Task statement: Copy each line of the records that contains the word "中债国债到期收益率".

Part of a data file:
-----
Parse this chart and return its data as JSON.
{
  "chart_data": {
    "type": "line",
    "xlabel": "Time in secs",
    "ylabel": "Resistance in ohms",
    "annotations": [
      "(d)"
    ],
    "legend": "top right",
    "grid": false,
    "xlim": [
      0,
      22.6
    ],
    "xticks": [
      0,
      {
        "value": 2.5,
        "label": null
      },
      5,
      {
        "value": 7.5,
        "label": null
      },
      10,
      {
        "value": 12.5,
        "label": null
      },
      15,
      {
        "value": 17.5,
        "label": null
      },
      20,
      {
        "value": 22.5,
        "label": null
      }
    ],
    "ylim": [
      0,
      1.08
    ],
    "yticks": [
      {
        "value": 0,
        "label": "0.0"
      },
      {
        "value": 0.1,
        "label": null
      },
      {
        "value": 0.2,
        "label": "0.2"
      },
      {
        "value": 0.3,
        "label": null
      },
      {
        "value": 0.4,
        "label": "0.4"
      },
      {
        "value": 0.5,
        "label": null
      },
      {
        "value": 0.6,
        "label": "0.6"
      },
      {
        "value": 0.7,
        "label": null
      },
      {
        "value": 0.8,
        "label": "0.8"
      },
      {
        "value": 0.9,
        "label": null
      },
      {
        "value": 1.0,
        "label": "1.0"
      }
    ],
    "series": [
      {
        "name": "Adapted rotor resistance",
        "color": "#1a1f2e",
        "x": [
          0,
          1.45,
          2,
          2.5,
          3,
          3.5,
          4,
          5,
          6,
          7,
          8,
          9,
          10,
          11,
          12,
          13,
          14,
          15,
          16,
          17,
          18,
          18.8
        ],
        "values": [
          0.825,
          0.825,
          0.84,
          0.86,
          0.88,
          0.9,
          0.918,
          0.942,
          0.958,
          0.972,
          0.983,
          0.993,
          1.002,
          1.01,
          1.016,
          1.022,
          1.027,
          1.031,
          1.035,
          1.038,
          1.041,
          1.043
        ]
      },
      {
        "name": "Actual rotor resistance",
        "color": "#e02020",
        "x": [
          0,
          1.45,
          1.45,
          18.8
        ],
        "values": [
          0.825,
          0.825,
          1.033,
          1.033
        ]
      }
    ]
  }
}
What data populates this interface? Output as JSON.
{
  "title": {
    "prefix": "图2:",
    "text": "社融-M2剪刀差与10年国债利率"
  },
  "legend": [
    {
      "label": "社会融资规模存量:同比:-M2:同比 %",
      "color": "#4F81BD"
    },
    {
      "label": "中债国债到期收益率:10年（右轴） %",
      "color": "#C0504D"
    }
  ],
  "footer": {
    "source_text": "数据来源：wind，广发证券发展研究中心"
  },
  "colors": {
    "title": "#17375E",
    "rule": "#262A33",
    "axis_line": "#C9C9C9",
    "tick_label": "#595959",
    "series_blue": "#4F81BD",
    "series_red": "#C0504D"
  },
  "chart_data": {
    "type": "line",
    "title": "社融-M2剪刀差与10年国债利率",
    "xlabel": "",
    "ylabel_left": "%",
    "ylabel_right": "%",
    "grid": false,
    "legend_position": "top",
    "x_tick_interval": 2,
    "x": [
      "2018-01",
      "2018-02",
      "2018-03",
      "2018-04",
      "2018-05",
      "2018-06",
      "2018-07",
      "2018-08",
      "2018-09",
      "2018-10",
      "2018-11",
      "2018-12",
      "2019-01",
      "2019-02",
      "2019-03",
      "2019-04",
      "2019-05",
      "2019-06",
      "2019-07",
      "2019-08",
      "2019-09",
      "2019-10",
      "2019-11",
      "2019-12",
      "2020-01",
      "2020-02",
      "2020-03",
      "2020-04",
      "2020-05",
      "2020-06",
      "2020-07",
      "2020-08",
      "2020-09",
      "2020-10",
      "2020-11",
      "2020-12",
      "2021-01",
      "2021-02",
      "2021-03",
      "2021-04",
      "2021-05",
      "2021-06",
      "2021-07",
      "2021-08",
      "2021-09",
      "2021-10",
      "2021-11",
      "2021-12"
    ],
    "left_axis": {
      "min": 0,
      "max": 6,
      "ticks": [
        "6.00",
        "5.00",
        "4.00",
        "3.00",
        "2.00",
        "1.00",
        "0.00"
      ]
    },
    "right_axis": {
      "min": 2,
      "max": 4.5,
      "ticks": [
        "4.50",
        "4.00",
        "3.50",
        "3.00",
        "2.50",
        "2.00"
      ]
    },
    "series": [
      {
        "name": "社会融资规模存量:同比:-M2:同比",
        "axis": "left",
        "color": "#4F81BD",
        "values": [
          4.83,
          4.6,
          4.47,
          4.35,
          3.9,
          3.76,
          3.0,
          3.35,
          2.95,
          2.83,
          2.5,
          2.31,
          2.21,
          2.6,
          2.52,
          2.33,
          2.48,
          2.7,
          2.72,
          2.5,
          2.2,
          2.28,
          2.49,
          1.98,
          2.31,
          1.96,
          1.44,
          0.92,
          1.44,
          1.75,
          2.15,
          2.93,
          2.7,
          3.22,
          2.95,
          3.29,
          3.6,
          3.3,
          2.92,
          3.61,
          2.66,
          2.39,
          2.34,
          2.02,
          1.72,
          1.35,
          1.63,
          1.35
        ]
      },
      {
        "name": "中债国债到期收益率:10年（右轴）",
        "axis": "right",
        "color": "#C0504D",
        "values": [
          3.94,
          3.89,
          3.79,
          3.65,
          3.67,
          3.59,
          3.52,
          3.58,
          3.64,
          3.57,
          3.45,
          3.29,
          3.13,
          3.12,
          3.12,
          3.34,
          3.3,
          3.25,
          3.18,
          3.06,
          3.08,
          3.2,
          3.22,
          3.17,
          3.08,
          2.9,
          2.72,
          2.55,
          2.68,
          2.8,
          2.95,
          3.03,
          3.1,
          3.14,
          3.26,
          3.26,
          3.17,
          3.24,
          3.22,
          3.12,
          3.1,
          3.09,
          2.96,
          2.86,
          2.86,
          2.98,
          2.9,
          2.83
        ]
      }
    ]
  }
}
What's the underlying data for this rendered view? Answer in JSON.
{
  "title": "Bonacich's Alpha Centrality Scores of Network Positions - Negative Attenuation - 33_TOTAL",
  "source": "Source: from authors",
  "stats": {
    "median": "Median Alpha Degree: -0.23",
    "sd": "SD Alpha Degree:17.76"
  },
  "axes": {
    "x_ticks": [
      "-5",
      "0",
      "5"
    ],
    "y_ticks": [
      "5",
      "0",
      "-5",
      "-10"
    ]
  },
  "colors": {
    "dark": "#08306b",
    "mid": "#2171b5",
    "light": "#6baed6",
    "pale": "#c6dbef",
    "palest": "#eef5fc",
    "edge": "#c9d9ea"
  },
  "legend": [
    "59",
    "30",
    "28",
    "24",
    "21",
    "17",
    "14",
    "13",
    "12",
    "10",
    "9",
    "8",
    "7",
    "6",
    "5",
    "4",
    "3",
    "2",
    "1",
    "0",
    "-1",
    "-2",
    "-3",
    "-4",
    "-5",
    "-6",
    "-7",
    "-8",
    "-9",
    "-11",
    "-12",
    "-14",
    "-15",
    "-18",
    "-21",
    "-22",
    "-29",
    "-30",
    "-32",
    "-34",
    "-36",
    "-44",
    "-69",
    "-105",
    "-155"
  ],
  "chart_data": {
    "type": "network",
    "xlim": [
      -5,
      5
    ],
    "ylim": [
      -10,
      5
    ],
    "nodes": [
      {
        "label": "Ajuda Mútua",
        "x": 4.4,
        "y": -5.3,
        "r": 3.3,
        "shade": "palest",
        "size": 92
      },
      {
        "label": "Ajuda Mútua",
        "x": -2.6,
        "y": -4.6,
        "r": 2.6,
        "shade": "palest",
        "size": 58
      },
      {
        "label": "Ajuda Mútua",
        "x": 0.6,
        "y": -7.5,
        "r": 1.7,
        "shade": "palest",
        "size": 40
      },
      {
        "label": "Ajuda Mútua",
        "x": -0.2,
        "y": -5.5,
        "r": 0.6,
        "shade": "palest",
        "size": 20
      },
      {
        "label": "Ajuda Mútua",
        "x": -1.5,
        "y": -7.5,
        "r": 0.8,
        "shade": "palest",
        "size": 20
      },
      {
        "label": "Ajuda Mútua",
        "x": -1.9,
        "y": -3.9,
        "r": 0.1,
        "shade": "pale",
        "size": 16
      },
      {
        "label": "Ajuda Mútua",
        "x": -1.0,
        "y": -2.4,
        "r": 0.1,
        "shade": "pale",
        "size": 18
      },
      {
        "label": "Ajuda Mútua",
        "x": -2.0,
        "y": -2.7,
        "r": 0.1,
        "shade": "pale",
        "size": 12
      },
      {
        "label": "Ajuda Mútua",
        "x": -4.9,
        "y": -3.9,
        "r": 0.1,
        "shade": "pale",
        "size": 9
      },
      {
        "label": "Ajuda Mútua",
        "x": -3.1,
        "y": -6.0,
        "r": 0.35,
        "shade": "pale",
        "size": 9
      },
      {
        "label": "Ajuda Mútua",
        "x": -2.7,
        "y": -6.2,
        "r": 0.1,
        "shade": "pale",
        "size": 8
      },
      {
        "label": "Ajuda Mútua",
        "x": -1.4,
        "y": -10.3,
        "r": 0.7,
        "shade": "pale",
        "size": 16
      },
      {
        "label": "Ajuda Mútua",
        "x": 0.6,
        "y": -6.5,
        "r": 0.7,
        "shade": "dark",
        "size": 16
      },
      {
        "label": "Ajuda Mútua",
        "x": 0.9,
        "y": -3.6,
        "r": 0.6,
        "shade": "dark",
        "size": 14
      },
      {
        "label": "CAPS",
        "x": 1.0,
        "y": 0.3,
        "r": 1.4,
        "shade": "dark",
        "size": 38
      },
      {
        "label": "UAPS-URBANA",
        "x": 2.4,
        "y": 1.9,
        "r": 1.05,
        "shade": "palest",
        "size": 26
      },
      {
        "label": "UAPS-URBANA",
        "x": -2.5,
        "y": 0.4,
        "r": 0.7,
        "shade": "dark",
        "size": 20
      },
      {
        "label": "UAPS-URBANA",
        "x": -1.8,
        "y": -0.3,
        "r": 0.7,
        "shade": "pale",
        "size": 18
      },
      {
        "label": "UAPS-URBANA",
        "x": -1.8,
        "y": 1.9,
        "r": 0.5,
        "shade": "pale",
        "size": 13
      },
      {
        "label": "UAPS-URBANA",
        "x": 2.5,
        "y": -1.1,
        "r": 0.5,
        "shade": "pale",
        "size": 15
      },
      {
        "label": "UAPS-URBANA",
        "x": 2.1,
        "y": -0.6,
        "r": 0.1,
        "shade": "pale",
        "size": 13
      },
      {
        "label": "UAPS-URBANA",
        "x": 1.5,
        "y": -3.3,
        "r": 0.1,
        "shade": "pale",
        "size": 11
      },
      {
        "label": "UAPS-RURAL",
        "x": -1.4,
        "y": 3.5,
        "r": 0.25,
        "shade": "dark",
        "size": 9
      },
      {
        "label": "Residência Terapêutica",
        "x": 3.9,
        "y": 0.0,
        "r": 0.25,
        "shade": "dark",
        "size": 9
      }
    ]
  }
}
-----
Task solution:
      "label": "中债国债到期收益率:10年（右轴） %",
        "name": "中债国债到期收益率:10年（右轴）",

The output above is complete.